• **TASK PROMPT**
Can the data below be set down again exactly, line for line?

• **MATERIAL FOR THIS TASK**
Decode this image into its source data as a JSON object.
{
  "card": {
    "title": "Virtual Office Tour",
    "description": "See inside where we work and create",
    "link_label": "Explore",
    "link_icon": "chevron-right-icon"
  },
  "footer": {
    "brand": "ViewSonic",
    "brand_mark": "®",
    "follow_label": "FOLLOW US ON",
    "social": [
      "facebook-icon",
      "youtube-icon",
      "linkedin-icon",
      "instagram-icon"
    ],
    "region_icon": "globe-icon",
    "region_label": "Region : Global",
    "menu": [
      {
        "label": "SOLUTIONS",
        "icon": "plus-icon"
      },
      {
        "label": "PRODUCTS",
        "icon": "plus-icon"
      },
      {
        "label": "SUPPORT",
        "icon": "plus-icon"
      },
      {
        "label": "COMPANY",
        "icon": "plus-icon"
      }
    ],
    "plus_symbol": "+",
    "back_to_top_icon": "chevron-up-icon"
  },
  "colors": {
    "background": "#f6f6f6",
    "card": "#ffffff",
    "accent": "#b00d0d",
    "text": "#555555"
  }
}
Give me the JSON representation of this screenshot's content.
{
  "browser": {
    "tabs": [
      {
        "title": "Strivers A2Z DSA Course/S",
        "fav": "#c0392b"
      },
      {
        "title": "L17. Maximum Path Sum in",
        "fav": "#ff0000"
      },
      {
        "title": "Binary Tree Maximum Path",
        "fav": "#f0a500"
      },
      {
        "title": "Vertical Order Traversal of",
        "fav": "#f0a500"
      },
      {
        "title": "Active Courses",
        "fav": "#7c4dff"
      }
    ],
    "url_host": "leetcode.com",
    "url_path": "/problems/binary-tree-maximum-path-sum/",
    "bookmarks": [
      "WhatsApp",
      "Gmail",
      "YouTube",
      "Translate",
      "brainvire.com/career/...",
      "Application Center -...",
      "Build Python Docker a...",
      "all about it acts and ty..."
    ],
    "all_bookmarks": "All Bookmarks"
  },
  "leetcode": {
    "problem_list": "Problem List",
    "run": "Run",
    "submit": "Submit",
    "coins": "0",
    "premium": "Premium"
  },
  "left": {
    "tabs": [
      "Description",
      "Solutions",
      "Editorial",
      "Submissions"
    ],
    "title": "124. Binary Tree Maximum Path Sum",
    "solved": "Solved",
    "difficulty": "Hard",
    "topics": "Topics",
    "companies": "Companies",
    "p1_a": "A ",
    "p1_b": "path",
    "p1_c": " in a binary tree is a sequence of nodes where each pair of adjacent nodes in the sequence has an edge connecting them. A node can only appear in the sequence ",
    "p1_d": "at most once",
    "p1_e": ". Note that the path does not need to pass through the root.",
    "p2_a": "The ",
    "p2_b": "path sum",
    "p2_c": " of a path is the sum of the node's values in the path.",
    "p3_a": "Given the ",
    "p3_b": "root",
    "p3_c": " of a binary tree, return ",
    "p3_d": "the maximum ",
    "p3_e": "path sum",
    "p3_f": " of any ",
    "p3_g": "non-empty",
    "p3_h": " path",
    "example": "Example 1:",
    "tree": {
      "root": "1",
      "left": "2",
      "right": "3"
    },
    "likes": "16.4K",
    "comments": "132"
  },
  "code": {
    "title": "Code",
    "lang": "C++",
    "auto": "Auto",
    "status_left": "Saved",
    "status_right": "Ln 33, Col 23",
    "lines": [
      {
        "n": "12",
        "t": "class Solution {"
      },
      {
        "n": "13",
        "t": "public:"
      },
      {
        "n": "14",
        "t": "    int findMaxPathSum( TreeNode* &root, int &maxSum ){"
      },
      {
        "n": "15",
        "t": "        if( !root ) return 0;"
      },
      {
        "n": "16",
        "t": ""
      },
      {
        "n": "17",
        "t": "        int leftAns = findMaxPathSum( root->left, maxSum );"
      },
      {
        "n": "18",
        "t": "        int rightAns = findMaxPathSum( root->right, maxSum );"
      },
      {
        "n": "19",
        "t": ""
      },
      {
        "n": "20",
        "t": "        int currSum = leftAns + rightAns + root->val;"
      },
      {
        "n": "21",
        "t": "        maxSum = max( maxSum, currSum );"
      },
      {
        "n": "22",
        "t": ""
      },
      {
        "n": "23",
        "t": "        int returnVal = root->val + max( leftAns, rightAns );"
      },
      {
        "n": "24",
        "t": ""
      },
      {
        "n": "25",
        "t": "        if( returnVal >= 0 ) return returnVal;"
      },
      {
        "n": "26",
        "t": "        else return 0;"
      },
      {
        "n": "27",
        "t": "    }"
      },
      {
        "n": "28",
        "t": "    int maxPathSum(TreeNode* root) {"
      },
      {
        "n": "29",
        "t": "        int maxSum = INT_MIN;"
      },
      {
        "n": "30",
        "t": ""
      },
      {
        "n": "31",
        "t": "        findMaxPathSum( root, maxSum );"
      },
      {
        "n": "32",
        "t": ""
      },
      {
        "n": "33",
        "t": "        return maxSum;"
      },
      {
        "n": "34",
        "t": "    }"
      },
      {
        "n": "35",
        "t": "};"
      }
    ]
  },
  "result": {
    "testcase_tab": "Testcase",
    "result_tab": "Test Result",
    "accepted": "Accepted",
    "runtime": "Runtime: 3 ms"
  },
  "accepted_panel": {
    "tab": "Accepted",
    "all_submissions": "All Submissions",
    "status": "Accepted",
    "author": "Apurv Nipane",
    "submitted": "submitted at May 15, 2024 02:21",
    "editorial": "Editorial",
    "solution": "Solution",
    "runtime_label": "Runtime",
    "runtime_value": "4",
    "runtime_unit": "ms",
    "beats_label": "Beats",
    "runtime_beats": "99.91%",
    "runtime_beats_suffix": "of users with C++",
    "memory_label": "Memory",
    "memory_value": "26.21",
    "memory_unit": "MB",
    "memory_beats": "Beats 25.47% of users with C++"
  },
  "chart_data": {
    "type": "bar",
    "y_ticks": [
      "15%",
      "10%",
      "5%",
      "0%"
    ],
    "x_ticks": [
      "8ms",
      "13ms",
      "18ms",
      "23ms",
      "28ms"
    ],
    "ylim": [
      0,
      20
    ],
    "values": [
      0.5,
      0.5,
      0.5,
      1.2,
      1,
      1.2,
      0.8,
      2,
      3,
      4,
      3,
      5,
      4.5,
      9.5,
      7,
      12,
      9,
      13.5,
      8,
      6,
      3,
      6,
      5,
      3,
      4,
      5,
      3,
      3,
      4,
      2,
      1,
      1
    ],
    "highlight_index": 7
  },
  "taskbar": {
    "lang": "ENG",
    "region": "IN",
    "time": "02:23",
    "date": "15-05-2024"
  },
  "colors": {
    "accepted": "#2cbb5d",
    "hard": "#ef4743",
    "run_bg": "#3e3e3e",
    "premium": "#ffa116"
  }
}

• **RESPONSE TO THIS EXERCISE**
Decode this image into its source data as a JSON object.
{
  "card": {
    "title": "Virtual Office Tour",
    "description": "See inside where we work and create",
    "link_label": "Explore",
    "link_icon": "chevron-right-icon"
  },
  "footer": {
    "brand": "ViewSonic",
    "brand_mark": "®",
    "follow_label": "FOLLOW US ON",
    "social": [
      "facebook-icon",
      "youtube-icon",
      "linkedin-icon",
      "instagram-icon"
    ],
    "region_icon": "globe-icon",
    "region_label": "Region : Global",
    "menu": [
      {
        "label": "SOLUTIONS",
        "icon": "plus-icon"
      },
      {
        "label": "PRODUCTS",
        "icon": "plus-icon"
      },
      {
        "label": "SUPPORT",
        "icon": "plus-icon"
      },
      {
        "label": "COMPANY",
        "icon": "plus-icon"
      }
    ],
    "plus_symbol": "+",
    "back_to_top_icon": "chevron-up-icon"
  },
  "colors": {
    "background": "#f6f6f6",
    "card": "#ffffff",
    "accent": "#b00d0d",
    "text": "#555555"
  }
}
Give me the JSON representation of this screenshot's content.
{
  "browser": {
    "tabs": [
      {
        "title": "Strivers A2Z DSA Course/S",
        "fav": "#c0392b"
      },
      {
        "title": "L17. Maximum Path Sum in",
        "fav": "#ff0000"
      },
      {
        "title": "Binary Tree Maximum Path",
        "fav": "#f0a500"
      },
      {
        "title": "Vertical Order Traversal of",
        "fav": "#f0a500"
      },
      {
        "title": "Active Courses",
        "fav": "#7c4dff"
      }
    ],
    "url_host": "leetcode.com",
    "url_path": "/problems/binary-tree-maximum-path-sum/",
    "bookmarks": [
      "WhatsApp",
      "Gmail",
      "YouTube",
      "Translate",
      "brainvire.com/career/...",
      "Application Center -...",
      "Build Python Docker a...",
      "all about it acts and ty..."
    ],
    "all_bookmarks": "All Bookmarks"
  },
  "leetcode": {
    "problem_list": "Problem List",
    "run": "Run",
    "submit": "Submit",
    "coins": "0",
    "premium": "Premium"
  },
  "left": {
    "tabs": [
      "Description",
      "Solutions",
      "Editorial",
      "Submissions"
    ],
    "title": "124. Binary Tree Maximum Path Sum",
    "solved": "Solved",
    "difficulty": "Hard",
    "topics": "Topics",
    "companies": "Companies",
    "p1_a": "A ",
    "p1_b": "path",
    "p1_c": " in a binary tree is a sequence of nodes where each pair of adjacent nodes in the sequence has an edge connecting them. A node can only appear in the sequence ",
    "p1_d": "at most once",
    "p1_e": ". Note that the path does not need to pass through the root.",
    "p2_a": "The ",
    "p2_b": "path sum",
    "p2_c": " of a path is the sum of the node's values in the path.",
    "p3_a": "Given the ",
    "p3_b": "root",
    "p3_c": " of a binary tree, return ",
    "p3_d": "the maximum ",
    "p3_e": "path sum",
    "p3_f": " of any ",
    "p3_g": "non-empty",
    "p3_h": " path",
    "example": "Example 1:",
    "tree": {
      "root": "1",
      "left": "2",
      "right": "3"
    },
    "likes": "16.4K",
    "comments": "132"
  },
  "code": {
    "title": "Code",
    "lang": "C++",
    "auto": "Auto",
    "status_left": "Saved",
    "status_right": "Ln 33, Col 23",
    "lines": [
      {
        "n": "12",
        "t": "class Solution {"
      },
      {
        "n": "13",
        "t": "public:"
      },
      {
        "n": "14",
        "t": "    int findMaxPathSum( TreeNode* &root, int &maxSum ){"
      },
      {
        "n": "15",
        "t": "        if( !root ) return 0;"
      },
      {
        "n": "16",
        "t": ""
      },
      {
        "n": "17",
        "t": "        int leftAns = findMaxPathSum( root->left, maxSum );"
      },
      {
        "n": "18",
        "t": "        int rightAns = findMaxPathSum( root->right, maxSum );"
      },
      {
        "n": "19",
        "t": ""
      },
      {
        "n": "20",
        "t": "        int currSum = leftAns + rightAns + root->val;"
      },
      {
        "n": "21",
        "t": "        maxSum = max( maxSum, currSum );"
      },
      {
        "n": "22",
        "t": ""
      },
      {
        "n": "23",
        "t": "        int returnVal = root->val + max( leftAns, rightAns );"
      },
      {
        "n": "24",
        "t": ""
      },
      {
        "n": "25",
        "t": "        if( returnVal >= 0 ) return returnVal;"
      },
      {
        "n": "26",
        "t": "        else return 0;"
      },
      {
        "n": "27",
        "t": "    }"
      },
      {
        "n": "28",
        "t": "    int maxPathSum(TreeNode* root) {"
      },
      {
        "n": "29",
        "t": "        int maxSum = INT_MIN;"
      },
      {
        "n": "30",
        "t": ""
      },
      {
        "n": "31",
        "t": "        findMaxPathSum( root, maxSum );"
      },
      {
        "n": "32",
        "t": ""
      },
      {
        "n": "33",
        "t": "        return maxSum;"
      },
      {
        "n": "34",
        "t": "    }"
      },
      {
        "n": "35",
        "t": "};"
      }
    ]
  },
  "result": {
    "testcase_tab": "Testcase",
    "result_tab": "Test Result",
    "accepted": "Accepted",
    "runtime": "Runtime: 3 ms"
  },
  "accepted_panel": {
    "tab": "Accepted",
    "all_submissions": "All Submissions",
    "status": "Accepted",
    "author": "Apurv Nipane",
    "submitted": "submitted at May 15, 2024 02:21",
    "editorial": "Editorial",
    "solution": "Solution",
    "runtime_label": "Runtime",
    "runtime_value": "4",
    "runtime_unit": "ms",
    "beats_label": "Beats",
    "runtime_beats": "99.91%",
    "runtime_beats_suffix": "of users with C++",
    "memory_label": "Memory",
    "memory_value": "26.21",
    "memory_unit": "MB",
    "memory_beats": "Beats 25.47% of users with C++"
  },
  "chart_data": {
    "type": "bar",
    "y_ticks": [
      "15%",
      "10%",
      "5%",
      "0%"
    ],
    "x_ticks": [
      "8ms",
      "13ms",
      "18ms",
      "23ms",
      "28ms"
    ],
    "ylim": [
      0,
      20
    ],
    "values": [
      0.5,
      0.5,
      0.5,
      1.2,
      1,
      1.2,
      0.8,
      2,
      3,
      4,
      3,
      5,
      4.5,
      9.5,
      7,
      12,
      9,
      13.5,
      8,
      6,
      3,
      6,
      5,
      3,
      4,
      5,
      3,
      3,
      4,
      2,
      1,
      1
    ],
    "highlight_index": 7
  },
  "taskbar": {
    "lang": "ENG",
    "region": "IN",
    "time": "02:23",
    "date": "15-05-2024"
  },
  "colors": {
    "accepted": "#2cbb5d",
    "hard": "#ef4743",
    "run_bg": "#3e3e3e",
    "premium": "#ffa116"
  }
}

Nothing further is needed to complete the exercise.